**Short task**
Every entry must be duplicated precisely as written.

**Data for this task**
-*-

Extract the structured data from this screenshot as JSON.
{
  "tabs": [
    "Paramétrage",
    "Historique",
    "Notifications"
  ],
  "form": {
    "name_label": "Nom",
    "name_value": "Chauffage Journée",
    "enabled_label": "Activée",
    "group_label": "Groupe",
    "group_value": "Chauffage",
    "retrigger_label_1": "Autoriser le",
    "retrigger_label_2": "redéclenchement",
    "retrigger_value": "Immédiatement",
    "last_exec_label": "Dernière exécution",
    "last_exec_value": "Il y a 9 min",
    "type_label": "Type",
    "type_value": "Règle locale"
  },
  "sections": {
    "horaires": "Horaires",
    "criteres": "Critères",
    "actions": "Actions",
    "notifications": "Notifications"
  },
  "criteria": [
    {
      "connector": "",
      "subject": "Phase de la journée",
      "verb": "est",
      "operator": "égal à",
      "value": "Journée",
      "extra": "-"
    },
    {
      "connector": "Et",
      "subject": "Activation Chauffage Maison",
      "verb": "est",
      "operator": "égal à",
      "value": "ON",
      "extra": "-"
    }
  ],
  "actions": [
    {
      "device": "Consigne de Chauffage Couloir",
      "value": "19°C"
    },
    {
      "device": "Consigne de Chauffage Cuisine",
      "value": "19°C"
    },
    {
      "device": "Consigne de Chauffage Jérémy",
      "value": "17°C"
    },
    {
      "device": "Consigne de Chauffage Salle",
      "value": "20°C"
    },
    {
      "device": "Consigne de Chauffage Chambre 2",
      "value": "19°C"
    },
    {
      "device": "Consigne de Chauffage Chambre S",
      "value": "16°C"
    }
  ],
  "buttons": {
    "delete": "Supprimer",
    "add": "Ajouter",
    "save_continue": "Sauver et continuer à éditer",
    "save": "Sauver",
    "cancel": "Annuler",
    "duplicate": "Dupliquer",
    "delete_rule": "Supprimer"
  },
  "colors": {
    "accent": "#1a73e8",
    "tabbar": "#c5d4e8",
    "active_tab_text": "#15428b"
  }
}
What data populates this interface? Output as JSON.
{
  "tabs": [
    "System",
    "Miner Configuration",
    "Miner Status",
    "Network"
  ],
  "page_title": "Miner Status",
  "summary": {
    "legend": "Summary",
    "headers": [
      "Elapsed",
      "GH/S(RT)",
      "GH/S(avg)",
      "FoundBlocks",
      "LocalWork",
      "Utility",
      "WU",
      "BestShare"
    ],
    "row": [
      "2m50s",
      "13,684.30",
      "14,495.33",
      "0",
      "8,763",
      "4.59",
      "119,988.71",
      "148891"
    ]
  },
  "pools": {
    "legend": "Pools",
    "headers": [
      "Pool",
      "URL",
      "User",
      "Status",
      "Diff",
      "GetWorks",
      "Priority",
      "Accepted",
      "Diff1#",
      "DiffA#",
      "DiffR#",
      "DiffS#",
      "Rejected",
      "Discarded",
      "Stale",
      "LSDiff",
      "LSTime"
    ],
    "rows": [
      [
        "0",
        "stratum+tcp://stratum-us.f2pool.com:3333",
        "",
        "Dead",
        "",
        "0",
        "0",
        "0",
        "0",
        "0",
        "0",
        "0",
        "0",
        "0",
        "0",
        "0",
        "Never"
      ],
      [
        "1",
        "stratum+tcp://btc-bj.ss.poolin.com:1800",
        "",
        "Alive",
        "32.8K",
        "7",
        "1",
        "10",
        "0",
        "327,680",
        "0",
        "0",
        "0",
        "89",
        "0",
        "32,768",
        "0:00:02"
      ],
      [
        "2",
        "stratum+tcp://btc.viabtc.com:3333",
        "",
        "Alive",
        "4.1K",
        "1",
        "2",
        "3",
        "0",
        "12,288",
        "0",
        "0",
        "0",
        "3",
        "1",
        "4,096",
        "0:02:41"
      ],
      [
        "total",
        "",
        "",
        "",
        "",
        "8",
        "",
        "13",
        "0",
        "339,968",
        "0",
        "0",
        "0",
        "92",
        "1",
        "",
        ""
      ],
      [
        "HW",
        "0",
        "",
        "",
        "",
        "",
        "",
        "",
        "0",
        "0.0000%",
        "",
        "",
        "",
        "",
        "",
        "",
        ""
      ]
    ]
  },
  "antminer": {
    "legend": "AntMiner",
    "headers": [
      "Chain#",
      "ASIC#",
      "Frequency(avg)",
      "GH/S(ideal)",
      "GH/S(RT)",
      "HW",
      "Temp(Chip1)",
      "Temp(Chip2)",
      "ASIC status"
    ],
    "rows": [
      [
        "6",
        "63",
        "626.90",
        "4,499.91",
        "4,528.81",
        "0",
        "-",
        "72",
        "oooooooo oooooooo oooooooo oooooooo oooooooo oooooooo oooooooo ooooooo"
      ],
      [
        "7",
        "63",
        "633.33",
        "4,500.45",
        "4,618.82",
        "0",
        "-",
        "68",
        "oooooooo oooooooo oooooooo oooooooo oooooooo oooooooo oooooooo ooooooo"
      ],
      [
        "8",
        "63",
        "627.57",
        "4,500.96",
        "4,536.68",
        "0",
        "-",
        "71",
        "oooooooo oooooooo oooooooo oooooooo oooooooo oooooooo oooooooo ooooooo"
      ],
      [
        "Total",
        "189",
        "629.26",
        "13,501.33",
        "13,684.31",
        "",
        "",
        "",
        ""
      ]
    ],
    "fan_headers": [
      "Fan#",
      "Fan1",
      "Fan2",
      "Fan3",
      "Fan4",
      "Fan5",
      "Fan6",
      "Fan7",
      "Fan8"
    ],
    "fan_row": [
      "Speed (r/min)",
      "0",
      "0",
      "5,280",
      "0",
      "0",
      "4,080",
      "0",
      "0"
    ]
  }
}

-*-

**The reply**
Extract the structured data from this screenshot as JSON.
{
  "tabs": [
    "Paramétrage",
    "Historique",
    "Notifications"
  ],
  "form": {
    "name_label": "Nom",
    "name_value": "Chauffage Journée",
    "enabled_label": "Activée",
    "group_label": "Groupe",
    "group_value": "Chauffage",
    "retrigger_label_1": "Autoriser le",
    "retrigger_label_2": "redéclenchement",
    "retrigger_value": "Immédiatement",
    "last_exec_label": "Dernière exécution",
    "last_exec_value": "Il y a 9 min",
    "type_label": "Type",
    "type_value": "Règle locale"
  },
  "sections": {
    "horaires": "Horaires",
    "criteres": "Critères",
    "actions": "Actions",
    "notifications": "Notifications"
  },
  "criteria": [
    {
      "connector": "",
      "subject": "Phase de la journée",
      "verb": "est",
      "operator": "égal à",
      "value": "Journée",
      "extra": "-"
    },
    {
      "connector": "Et",
      "subject": "Activation Chauffage Maison",
      "verb": "est",
      "operator": "égal à",
      "value": "ON",
      "extra": "-"
    }
  ],
  "actions": [
    {
      "device": "Consigne de Chauffage Couloir",
      "value": "19°C"
    },
    {
      "device": "Consigne de Chauffage Cuisine",
      "value": "19°C"
    },
    {
      "device": "Consigne de Chauffage Jérémy",
      "value": "17°C"
    },
    {
      "device": "Consigne de Chauffage Salle",
      "value": "20°C"
    },
    {
      "device": "Consigne de Chauffage Chambre 2",
      "value": "19°C"
    },
    {
      "device": "Consigne de Chauffage Chambre S",
      "value": "16°C"
    }
  ],
  "buttons": {
    "delete": "Supprimer",
    "add": "Ajouter",
    "save_continue": "Sauver et continuer à éditer",
    "save": "Sauver",
    "cancel": "Annuler",
    "duplicate": "Dupliquer",
    "delete_rule": "Supprimer"
  },
  "colors": {
    "accent": "#1a73e8",
    "tabbar": "#c5d4e8",
    "active_tab_text": "#15428b"
  }
}
What data populates this interface? Output as JSON.
{
  "tabs": [
    "System",
    "Miner Configuration",
    "Miner Status",
    "Network"
  ],
  "page_title": "Miner Status",
  "summary": {
    "legend": "Summary",
    "headers": [
      "Elapsed",
      "GH/S(RT)",
      "GH/S(avg)",
      "FoundBlocks",
      "LocalWork",
      "Utility",
      "WU",
      "BestShare"
    ],
    "row": [
      "2m50s",
      "13,684.30",
      "14,495.33",
      "0",
      "8,763",
      "4.59",
      "119,988.71",
      "148891"
    ]
  },
  "pools": {
    "legend": "Pools",
    "headers": [
      "Pool",
      "URL",
      "User",
      "Status",
      "Diff",
      "GetWorks",
      "Priority",
      "Accepted",
      "Diff1#",
      "DiffA#",
      "DiffR#",
      "DiffS#",
      "Rejected",
      "Discarded",
      "Stale",
      "LSDiff",
      "LSTime"
    ],
    "rows": [
      [
        "0",
        "stratum+tcp://stratum-us.f2pool.com:3333",
        "",
        "Dead",
        "",
        "0",
        "0",
        "0",
        "0",
        "0",
        "0",
        "0",
        "0",
        "0",
        "0",
        "0",
        "Never"
      ],
      [
        "1",
        "stratum+tcp://btc-bj.ss.poolin.com:1800",
        "",
        "Alive",
        "32.8K",
        "7",
        "1",
        "10",
        "0",
        "327,680",
        "0",
        "0",
        "0",
        "89",
        "0",
        "32,768",
        "0:00:02"
      ],
      [
        "2",
        "stratum+tcp://btc.viabtc.com:3333",
        "",
        "Alive",
        "4.1K",
        "1",
        "2",
        "3",
        "0",
        "12,288",
        "0",
        "0",
        "0",
        "3",
        "1",
        "4,096",
        "0:02:41"
      ],
      [
        "total",
        "",
        "",
        "",
        "",
        "8",
        "",
        "13",
        "0",
        "339,968",
        "0",
        "0",
        "0",
        "92",
        "1",
        "",
        ""
      ],
      [
        "HW",
        "0",
        "",
        "",
        "",
        "",
        "",
        "",
        "0",
        "0.0000%",
        "",
        "",
        "",
        "",
        "",
        "",
        ""
      ]
    ]
  },
  "antminer": {
    "legend": "AntMiner",
    "headers": [
      "Chain#",
      "ASIC#",
      "Frequency(avg)",
      "GH/S(ideal)",
      "GH/S(RT)",
      "HW",
      "Temp(Chip1)",
      "Temp(Chip2)",
      "ASIC status"
    ],
    "rows": [
      [
        "6",
        "63",
        "626.90",
        "4,499.91",
        "4,528.81",
        "0",
        "-",
        "72",
        "oooooooo oooooooo oooooooo oooooooo oooooooo oooooooo oooooooo ooooooo"
      ],
      [
        "7",
        "63",
        "633.33",
        "4,500.45",
        "4,618.82",
        "0",
        "-",
        "68",
        "oooooooo oooooooo oooooooo oooooooo oooooooo oooooooo oooooooo ooooooo"
      ],
      [
        "8",
        "63",
        "627.57",
        "4,500.96",
        "4,536.68",
        "0",
        "-",
        "71",
        "oooooooo oooooooo oooooooo oooooooo oooooooo oooooooo oooooooo ooooooo"
      ],
      [
        "Total",
        "189",
        "629.26",
        "13,501.33",
        "13,684.31",
        "",
        "",
        "",
        ""
      ]
    ],
    "fan_headers": [
      "Fan#",
      "Fan1",
      "Fan2",
      "Fan3",
      "Fan4",
      "Fan5",
      "Fan6",
      "Fan7",
      "Fan8"
    ],
    "fan_row": [
      "Speed (r/min)",
      "0",
      "0",
      "5,280",
      "0",
      "0",
      "4,080",
      "0",
      "0"
    ]
  }
}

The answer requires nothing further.